■ YOUR OBJECTIVE
In the listing that follows, count every line with the word "Vendors" in it and write only the total.

┌──

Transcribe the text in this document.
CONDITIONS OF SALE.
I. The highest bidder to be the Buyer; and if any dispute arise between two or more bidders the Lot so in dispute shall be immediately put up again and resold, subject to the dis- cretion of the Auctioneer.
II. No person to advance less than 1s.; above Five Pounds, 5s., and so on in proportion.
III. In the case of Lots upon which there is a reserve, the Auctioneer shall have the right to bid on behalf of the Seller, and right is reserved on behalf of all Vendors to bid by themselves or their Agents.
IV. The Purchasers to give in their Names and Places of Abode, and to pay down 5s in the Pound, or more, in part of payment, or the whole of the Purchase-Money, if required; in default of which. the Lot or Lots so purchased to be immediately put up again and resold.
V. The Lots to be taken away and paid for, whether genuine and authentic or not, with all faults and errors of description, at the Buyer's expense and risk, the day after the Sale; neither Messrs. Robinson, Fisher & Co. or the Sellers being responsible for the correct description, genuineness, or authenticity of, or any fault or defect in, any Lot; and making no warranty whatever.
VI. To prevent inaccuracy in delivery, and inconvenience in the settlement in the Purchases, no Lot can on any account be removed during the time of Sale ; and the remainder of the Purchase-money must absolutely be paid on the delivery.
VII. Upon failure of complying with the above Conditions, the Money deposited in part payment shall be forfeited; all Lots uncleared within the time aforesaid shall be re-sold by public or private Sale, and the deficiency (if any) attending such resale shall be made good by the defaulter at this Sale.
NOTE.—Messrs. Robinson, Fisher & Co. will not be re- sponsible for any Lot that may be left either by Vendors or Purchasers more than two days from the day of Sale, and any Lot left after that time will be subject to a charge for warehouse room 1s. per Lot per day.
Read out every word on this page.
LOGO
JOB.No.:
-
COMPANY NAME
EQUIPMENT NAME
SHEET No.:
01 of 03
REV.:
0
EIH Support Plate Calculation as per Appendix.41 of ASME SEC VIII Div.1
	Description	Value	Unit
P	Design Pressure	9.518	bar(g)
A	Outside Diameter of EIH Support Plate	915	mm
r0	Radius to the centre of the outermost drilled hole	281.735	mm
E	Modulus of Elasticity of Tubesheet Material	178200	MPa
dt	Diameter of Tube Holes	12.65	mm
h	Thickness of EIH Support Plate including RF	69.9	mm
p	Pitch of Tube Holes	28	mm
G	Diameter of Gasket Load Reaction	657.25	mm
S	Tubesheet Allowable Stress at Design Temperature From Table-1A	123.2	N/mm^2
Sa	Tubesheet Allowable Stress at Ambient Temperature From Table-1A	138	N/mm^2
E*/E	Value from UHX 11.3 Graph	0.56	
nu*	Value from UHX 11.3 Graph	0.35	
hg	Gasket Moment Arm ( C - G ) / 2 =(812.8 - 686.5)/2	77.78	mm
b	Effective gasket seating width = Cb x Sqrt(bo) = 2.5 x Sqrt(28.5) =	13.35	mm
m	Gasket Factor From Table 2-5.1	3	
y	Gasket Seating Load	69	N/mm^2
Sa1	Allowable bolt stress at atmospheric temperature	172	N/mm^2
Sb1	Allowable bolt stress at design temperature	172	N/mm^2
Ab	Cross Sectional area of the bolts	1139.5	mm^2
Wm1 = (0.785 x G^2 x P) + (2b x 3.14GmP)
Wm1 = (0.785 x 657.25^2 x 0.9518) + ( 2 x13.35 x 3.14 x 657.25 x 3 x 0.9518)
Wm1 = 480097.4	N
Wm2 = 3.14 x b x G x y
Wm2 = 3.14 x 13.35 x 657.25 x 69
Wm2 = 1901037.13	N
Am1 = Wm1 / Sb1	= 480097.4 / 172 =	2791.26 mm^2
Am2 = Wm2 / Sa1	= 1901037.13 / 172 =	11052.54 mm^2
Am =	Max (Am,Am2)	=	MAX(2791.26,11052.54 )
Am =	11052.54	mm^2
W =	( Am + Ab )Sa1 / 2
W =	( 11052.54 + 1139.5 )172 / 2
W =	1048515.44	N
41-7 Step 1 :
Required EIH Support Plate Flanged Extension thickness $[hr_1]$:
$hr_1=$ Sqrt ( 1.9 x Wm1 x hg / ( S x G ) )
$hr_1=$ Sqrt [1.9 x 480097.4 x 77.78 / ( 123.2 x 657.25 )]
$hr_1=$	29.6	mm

└──

■ WRITTEN RESPONSE
2